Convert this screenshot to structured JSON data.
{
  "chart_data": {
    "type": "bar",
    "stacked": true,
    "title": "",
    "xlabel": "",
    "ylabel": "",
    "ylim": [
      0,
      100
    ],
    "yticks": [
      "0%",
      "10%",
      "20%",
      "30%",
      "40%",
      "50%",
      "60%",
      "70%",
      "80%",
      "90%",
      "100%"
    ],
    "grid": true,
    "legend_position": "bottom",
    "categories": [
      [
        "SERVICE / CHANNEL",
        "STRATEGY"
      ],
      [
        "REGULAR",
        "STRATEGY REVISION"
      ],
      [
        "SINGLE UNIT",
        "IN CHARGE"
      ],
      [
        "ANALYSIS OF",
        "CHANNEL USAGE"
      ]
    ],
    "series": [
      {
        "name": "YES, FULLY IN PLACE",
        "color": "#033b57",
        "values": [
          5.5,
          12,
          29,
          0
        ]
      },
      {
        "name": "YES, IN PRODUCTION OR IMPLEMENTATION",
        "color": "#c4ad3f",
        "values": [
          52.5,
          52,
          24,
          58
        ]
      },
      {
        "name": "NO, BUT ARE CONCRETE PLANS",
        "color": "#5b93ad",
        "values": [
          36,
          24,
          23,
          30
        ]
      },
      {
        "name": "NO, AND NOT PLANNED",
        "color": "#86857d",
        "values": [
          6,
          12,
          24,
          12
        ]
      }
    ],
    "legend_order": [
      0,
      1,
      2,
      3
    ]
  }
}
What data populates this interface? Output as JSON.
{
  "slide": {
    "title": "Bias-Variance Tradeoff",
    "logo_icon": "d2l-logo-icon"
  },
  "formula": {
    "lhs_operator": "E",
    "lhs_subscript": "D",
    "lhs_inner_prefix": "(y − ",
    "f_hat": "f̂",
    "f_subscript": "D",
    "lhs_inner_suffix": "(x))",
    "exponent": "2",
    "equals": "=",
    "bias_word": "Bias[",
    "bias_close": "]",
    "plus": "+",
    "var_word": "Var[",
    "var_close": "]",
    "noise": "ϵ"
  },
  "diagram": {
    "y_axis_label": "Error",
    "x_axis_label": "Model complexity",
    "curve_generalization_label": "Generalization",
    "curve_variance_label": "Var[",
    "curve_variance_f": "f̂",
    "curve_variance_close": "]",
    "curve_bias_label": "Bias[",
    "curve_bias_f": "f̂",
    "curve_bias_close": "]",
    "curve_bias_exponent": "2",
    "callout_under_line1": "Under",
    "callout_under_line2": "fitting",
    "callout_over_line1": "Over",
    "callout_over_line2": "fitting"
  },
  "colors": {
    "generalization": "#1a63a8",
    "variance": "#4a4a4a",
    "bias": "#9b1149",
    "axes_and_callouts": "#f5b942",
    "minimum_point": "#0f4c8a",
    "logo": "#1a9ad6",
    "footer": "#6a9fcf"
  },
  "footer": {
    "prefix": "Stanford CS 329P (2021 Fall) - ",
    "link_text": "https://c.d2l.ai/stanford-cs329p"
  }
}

****

(Aim):
Reproduce each record exactly as it appears.

(Written answer):
Convert this screenshot to structured JSON data.
{
  "chart_data": {
    "type": "bar",
    "stacked": true,
    "title": "",
    "xlabel": "",
    "ylabel": "",
    "ylim": [
      0,
      100
    ],
    "yticks": [
      "0%",
      "10%",
      "20%",
      "30%",
      "40%",
      "50%",
      "60%",
      "70%",
      "80%",
      "90%",
      "100%"
    ],
    "grid": true,
    "legend_position": "bottom",
    "categories": [
      [
        "SERVICE / CHANNEL",
        "STRATEGY"
      ],
      [
        "REGULAR",
        "STRATEGY REVISION"
      ],
      [
        "SINGLE UNIT",
        "IN CHARGE"
      ],
      [
        "ANALYSIS OF",
        "CHANNEL USAGE"
      ]
    ],
    "series": [
      {
        "name": "YES, FULLY IN PLACE",
        "color": "#033b57",
        "values": [
          5.5,
          12,
          29,
          0
        ]
      },
      {
        "name": "YES, IN PRODUCTION OR IMPLEMENTATION",
        "color": "#c4ad3f",
        "values": [
          52.5,
          52,
          24,
          58
        ]
      },
      {
        "name": "NO, BUT ARE CONCRETE PLANS",
        "color": "#5b93ad",
        "values": [
          36,
          24,
          23,
          30
        ]
      },
      {
        "name": "NO, AND NOT PLANNED",
        "color": "#86857d",
        "values": [
          6,
          12,
          24,
          12
        ]
      }
    ],
    "legend_order": [
      0,
      1,
      2,
      3
    ]
  }
}
What data populates this interface? Output as JSON.
{
  "slide": {
    "title": "Bias-Variance Tradeoff",
    "logo_icon": "d2l-logo-icon"
  },
  "formula": {
    "lhs_operator": "E",
    "lhs_subscript": "D",
    "lhs_inner_prefix": "(y − ",
    "f_hat": "f̂",
    "f_subscript": "D",
    "lhs_inner_suffix": "(x))",
    "exponent": "2",
    "equals": "=",
    "bias_word": "Bias[",
    "bias_close": "]",
    "plus": "+",
    "var_word": "Var[",
    "var_close": "]",
    "noise": "ϵ"
  },
  "diagram": {
    "y_axis_label": "Error",
    "x_axis_label": "Model complexity",
    "curve_generalization_label": "Generalization",
    "curve_variance_label": "Var[",
    "curve_variance_f": "f̂",
    "curve_variance_close": "]",
    "curve_bias_label": "Bias[",
    "curve_bias_f": "f̂",
    "curve_bias_close": "]",
    "curve_bias_exponent": "2",
    "callout_under_line1": "Under",
    "callout_under_line2": "fitting",
    "callout_over_line1": "Over",
    "callout_over_line2": "fitting"
  },
  "colors": {
    "generalization": "#1a63a8",
    "variance": "#4a4a4a",
    "bias": "#9b1149",
    "axes_and_callouts": "#f5b942",
    "minimum_point": "#0f4c8a",
    "logo": "#1a9ad6",
    "footer": "#6a9fcf"
  },
  "footer": {
    "prefix": "Stanford CS 329P (2021 Fall) - ",
    "link_text": "https://c.d2l.ai/stanford-cs329p"
  }
}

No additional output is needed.